Begin Data section

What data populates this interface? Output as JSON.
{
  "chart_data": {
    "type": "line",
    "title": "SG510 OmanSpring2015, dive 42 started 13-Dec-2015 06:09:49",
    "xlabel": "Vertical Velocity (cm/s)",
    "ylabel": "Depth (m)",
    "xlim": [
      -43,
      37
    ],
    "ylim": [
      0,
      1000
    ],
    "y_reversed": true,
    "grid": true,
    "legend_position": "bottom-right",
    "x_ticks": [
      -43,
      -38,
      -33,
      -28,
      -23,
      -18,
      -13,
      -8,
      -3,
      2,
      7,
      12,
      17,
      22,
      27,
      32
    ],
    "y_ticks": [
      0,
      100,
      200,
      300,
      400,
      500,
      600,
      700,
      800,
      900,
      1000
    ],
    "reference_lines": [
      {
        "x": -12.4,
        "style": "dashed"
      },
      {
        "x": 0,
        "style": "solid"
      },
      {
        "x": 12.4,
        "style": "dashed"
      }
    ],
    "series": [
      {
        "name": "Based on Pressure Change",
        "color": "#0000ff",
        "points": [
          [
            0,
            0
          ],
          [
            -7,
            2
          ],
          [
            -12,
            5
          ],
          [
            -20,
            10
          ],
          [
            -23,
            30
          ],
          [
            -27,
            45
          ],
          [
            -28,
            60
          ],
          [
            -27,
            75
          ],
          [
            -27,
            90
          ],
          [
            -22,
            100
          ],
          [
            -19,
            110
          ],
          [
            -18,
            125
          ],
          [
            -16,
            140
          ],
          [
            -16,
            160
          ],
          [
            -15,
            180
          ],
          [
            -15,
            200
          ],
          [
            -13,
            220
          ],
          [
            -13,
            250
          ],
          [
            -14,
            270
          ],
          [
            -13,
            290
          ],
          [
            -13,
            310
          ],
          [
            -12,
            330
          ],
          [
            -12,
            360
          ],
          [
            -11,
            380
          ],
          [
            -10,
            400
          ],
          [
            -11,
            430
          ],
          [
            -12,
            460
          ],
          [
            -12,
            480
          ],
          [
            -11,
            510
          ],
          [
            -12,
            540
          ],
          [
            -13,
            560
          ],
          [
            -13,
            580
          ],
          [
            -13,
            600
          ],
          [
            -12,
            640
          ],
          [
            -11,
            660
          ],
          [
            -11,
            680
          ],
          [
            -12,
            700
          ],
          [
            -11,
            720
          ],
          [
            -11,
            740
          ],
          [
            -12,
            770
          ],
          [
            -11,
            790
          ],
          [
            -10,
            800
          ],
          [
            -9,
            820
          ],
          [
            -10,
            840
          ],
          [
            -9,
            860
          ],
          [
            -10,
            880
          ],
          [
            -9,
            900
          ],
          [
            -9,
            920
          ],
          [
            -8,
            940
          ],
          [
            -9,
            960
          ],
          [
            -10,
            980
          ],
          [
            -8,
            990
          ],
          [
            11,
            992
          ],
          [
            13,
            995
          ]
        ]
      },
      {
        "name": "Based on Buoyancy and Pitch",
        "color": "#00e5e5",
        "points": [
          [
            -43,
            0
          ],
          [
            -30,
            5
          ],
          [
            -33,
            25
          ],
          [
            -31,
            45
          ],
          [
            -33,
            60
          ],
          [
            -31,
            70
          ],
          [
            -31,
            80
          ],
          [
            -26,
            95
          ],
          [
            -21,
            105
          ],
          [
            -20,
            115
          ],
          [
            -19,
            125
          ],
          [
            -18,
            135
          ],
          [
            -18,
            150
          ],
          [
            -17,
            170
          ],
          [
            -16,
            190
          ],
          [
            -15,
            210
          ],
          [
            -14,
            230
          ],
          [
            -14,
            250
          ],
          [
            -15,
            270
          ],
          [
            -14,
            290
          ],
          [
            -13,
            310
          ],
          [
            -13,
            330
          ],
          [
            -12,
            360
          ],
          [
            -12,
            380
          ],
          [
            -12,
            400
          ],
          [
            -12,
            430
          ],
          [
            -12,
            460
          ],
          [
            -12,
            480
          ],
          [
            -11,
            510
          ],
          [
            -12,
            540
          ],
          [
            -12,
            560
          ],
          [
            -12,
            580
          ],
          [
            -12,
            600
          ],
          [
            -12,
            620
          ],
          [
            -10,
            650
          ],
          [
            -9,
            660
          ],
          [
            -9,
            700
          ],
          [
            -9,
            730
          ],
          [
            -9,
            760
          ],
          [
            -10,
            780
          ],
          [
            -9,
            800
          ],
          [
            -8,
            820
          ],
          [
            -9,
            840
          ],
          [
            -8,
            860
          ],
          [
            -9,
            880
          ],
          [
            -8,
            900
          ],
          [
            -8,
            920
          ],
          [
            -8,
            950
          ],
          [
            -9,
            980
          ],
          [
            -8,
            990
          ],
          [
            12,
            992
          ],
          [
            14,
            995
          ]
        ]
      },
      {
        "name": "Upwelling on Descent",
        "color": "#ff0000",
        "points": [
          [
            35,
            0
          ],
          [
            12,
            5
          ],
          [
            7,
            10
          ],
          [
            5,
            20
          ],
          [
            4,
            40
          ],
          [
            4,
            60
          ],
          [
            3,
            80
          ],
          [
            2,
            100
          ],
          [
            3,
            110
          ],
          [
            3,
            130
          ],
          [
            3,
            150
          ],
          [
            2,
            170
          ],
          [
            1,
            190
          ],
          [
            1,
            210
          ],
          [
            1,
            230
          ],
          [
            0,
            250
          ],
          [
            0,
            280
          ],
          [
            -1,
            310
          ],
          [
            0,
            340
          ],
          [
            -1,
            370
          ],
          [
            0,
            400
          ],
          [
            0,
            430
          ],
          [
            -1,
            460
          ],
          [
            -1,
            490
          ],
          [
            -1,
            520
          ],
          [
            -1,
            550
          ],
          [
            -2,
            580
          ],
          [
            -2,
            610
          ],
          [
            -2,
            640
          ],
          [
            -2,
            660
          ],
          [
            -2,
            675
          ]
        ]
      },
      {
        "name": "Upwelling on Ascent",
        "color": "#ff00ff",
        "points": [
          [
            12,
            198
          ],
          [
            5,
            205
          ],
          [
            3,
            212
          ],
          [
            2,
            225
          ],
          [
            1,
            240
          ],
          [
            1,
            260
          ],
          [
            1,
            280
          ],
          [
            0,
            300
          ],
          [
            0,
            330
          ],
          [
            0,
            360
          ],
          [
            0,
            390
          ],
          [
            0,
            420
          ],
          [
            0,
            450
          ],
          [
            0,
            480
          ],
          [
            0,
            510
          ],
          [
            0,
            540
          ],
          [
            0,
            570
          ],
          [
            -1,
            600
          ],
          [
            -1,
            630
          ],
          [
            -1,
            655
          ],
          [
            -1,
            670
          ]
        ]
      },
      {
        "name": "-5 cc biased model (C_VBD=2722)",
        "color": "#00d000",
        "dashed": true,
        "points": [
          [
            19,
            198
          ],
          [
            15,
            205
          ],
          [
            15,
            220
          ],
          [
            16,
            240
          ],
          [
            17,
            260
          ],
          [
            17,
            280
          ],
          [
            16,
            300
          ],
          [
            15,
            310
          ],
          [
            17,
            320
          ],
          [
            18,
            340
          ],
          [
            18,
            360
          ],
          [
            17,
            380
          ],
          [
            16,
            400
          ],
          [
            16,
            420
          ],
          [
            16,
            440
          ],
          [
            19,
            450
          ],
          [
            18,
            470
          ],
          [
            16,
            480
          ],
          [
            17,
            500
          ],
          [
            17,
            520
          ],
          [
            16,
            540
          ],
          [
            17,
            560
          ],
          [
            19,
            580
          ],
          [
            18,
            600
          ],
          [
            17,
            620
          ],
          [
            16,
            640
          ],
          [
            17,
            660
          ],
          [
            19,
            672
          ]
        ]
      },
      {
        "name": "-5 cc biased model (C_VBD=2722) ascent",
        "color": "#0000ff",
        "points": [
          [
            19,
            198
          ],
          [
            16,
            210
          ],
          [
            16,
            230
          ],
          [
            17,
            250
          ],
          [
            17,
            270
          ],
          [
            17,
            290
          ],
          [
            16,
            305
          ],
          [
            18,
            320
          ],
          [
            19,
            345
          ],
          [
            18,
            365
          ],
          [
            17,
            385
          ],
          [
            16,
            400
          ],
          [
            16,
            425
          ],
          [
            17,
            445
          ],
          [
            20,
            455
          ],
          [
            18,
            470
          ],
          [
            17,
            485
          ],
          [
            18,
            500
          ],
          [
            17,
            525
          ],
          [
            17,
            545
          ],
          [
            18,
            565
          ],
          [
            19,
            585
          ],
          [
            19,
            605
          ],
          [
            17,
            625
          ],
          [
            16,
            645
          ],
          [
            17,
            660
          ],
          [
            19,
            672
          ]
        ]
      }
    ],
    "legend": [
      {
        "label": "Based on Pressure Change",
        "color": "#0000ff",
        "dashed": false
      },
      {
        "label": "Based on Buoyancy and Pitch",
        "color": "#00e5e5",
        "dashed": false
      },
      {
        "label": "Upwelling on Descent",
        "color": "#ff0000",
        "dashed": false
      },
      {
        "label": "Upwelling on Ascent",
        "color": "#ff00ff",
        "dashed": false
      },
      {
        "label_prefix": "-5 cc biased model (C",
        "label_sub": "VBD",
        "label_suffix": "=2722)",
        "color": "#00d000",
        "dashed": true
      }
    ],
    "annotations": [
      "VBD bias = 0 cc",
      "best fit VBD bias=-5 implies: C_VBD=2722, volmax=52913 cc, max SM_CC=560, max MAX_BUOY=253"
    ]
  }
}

End Data section

■ Task instructions: Going over the lines above, work out how many include "Change", then give only that number.

■ Written response: 2